## What the exercise asks
From the passage below on archived children's television broadcasts, copy the portion that begins at the words "ALSO... Saturday Superstore" and stops after the words "on nuclear arsenals.", word for word.

ALSO... Saturday Superstore this morning in 1986, wherein Cheggers takes to the ice, teachers showing off is positively encouraged, Mike catches the craze of Rubik's, um, Magic and a Video Vote panel including Cliff Richard, Sarah Brightman and Nik Kershaw judges one of humanity's greatest achievements, Ba-Ba-Bankrobbery by EAV. Then John Craven brings the mood down hosting a phone-in on nuclear arsenals.
Record Breakers today in 1991 features a mile on a treadmill with a backpack, narrowboat speed, a bottle blowing duo and a report on University College Dublin students forming "the world's longest human centipede", an image made much more disturbing by time and culture's progress and made much odder by one of the interested students being Dara O Briain (at 12:26)

## Excerpted data

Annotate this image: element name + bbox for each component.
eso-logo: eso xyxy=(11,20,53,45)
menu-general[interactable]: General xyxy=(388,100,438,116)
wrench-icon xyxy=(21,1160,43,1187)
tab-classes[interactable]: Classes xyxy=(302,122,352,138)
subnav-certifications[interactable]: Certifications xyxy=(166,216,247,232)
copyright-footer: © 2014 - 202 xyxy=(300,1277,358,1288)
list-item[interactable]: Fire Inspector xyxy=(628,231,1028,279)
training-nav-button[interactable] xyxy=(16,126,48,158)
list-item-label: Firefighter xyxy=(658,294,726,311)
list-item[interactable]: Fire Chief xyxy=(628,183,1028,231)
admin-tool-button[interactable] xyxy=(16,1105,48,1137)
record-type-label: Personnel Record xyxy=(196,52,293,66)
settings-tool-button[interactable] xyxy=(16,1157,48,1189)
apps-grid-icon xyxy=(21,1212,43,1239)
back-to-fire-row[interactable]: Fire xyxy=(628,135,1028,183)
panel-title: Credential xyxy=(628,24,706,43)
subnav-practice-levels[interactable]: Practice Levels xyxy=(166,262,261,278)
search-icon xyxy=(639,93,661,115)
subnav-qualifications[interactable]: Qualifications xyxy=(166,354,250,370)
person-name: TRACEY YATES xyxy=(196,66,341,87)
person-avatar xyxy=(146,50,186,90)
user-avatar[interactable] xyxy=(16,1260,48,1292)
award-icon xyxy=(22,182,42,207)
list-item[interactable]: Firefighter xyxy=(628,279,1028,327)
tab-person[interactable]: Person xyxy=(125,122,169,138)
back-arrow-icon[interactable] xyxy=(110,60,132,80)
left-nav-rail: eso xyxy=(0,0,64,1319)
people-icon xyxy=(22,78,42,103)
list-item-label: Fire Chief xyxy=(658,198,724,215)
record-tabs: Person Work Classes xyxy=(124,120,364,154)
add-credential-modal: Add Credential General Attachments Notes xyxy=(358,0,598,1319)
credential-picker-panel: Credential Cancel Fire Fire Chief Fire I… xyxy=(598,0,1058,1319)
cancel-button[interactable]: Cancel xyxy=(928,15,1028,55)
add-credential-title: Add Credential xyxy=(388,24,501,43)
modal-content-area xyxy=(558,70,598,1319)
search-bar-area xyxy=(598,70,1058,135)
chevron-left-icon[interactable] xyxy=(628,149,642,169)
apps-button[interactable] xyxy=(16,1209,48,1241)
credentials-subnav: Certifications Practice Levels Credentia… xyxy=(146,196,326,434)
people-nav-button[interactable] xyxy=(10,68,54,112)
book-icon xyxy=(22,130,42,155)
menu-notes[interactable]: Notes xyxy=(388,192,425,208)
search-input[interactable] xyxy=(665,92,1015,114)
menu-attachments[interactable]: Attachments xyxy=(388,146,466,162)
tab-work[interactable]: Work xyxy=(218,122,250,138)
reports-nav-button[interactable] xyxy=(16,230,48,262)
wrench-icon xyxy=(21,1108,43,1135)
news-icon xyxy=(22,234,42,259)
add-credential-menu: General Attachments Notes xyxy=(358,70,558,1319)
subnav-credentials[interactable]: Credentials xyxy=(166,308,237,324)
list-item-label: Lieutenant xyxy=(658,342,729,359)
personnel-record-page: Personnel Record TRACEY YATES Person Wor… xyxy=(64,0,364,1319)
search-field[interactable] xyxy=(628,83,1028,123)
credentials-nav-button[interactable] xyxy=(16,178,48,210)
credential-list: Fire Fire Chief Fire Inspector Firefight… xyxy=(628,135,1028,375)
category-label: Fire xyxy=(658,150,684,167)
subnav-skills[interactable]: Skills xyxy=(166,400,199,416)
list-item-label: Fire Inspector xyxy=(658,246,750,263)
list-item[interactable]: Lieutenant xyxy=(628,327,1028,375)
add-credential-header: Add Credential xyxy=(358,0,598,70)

## Result of the task
ALSO... Saturday Superstore this morning in 1986, wherein Cheggers takes to the ice, teachers showing off is positively encouraged, Mike catches the craze of Rubik's, um, Magic and a Video Vote panel including Cliff Richard, Sarah Brightman and Nik Kershaw judges one of humanity's greatest achievements, Ba-Ba-Bankrobbery by EAV. Then John Craven brings the mood down hosting a phone-in on nuclear arsenals.